> _What you have to do_: Reply only with how many lines contain the word "data".

= = = = = = =

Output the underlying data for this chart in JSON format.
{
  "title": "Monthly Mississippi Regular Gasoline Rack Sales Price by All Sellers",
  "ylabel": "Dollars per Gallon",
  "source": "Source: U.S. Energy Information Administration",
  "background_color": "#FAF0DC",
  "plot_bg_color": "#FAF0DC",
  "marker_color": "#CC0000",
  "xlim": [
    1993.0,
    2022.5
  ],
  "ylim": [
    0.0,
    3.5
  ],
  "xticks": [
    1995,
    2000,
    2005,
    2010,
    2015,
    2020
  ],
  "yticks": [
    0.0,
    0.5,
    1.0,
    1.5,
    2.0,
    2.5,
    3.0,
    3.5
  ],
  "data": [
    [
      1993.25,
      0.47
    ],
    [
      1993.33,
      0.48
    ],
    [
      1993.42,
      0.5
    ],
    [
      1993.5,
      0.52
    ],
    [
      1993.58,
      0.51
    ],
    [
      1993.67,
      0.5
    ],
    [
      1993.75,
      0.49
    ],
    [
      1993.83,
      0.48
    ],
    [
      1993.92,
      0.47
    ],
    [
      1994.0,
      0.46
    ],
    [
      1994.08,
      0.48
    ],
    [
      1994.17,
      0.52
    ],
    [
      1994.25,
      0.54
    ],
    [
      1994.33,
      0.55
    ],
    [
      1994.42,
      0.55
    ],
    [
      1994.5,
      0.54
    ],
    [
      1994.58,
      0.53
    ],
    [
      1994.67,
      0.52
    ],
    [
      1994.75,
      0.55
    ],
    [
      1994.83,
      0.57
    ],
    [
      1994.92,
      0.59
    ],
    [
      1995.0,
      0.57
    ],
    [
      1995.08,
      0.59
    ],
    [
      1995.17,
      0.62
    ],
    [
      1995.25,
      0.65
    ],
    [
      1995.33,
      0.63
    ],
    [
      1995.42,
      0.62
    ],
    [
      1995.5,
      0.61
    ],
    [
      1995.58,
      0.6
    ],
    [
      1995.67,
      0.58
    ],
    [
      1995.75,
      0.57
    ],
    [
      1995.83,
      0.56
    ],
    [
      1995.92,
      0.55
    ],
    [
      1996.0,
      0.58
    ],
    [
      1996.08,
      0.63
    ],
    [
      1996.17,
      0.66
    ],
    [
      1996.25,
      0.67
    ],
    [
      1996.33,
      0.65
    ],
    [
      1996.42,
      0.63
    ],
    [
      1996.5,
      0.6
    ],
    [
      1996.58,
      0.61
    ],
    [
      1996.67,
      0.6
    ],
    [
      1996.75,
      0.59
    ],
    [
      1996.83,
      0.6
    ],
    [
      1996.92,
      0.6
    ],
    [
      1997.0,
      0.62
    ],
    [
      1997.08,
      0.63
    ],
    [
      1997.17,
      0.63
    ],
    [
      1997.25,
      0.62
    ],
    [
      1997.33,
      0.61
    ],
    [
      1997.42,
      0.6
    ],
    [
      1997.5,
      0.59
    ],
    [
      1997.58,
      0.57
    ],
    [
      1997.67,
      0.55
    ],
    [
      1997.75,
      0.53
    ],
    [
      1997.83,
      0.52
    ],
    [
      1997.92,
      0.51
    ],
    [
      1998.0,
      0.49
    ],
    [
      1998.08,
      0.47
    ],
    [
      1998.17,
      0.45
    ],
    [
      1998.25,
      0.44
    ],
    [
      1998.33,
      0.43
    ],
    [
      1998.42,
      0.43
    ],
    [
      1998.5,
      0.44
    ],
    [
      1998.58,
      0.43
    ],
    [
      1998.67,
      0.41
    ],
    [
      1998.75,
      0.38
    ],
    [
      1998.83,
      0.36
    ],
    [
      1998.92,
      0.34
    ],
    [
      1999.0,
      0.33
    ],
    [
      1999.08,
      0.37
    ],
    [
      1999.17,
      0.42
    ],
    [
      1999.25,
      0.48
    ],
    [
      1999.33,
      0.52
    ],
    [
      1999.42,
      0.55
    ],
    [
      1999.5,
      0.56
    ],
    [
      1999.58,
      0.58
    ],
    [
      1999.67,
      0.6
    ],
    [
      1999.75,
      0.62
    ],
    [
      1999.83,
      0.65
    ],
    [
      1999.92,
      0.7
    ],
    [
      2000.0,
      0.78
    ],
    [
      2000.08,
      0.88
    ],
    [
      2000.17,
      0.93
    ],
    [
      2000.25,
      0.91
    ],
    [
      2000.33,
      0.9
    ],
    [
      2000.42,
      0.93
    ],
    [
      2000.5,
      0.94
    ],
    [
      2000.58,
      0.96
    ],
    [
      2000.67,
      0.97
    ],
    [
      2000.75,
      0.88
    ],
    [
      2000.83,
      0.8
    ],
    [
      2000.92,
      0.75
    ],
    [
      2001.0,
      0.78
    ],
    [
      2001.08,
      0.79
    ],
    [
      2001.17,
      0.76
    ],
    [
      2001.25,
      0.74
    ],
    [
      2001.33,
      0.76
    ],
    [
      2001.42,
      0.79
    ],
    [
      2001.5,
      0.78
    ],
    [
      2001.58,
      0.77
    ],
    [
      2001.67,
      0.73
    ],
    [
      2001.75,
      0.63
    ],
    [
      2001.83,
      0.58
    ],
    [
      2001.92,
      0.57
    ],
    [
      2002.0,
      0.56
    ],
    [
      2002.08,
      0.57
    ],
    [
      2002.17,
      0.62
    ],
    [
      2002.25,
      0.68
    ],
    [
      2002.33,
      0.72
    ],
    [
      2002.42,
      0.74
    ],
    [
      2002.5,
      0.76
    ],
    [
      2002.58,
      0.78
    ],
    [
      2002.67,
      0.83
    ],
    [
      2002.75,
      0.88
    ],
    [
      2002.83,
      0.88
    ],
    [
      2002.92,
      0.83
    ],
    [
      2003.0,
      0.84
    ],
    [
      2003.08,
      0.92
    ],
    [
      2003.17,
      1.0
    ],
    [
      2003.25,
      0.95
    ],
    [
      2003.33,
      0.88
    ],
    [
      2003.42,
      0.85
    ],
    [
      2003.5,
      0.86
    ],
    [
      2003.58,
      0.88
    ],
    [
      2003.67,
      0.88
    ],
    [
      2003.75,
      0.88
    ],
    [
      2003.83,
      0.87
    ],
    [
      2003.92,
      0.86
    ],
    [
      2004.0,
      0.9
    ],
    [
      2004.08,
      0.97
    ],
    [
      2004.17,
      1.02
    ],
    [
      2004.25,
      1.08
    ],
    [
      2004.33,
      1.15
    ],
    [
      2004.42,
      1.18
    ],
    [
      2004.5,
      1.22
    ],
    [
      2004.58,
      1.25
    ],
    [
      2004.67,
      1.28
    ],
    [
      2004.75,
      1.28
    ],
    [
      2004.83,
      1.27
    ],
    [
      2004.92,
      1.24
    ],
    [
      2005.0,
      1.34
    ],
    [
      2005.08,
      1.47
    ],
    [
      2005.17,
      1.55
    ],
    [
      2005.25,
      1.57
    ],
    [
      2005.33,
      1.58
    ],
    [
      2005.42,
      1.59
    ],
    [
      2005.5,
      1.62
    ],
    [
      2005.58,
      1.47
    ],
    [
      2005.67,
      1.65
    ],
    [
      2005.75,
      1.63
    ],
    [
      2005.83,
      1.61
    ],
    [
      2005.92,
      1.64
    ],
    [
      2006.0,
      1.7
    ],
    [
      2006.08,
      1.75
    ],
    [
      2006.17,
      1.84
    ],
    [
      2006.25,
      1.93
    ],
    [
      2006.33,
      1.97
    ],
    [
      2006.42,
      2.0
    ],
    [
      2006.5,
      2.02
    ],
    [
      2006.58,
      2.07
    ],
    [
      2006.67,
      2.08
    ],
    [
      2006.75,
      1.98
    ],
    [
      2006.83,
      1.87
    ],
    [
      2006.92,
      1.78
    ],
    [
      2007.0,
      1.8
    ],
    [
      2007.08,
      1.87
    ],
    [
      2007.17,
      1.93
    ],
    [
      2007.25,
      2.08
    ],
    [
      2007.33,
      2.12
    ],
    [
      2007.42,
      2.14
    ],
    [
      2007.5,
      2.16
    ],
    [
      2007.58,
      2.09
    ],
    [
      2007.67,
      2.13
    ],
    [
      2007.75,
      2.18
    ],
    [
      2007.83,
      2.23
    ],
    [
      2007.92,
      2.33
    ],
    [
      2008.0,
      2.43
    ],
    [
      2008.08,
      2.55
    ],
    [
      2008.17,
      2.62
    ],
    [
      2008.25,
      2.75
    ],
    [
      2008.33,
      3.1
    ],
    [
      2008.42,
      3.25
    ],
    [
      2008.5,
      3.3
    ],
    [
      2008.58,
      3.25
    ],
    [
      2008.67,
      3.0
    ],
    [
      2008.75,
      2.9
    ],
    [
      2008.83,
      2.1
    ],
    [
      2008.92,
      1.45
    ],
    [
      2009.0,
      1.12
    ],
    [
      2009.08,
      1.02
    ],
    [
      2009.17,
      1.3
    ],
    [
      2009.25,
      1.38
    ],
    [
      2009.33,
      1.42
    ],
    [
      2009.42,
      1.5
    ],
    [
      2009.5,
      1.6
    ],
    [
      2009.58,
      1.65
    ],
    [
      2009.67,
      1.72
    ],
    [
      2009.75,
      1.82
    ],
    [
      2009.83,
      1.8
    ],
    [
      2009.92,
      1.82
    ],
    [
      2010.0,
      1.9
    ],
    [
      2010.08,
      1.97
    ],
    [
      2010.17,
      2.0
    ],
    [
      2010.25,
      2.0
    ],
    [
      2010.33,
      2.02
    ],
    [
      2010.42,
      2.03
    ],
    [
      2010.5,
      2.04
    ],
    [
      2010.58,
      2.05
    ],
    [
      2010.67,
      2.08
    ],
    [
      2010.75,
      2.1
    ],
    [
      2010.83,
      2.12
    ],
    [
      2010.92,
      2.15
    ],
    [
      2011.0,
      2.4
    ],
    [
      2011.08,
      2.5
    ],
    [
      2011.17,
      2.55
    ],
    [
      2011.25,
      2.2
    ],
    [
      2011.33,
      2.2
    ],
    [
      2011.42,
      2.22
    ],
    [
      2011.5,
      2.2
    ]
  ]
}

= = = = = = =

> _Written response_: 2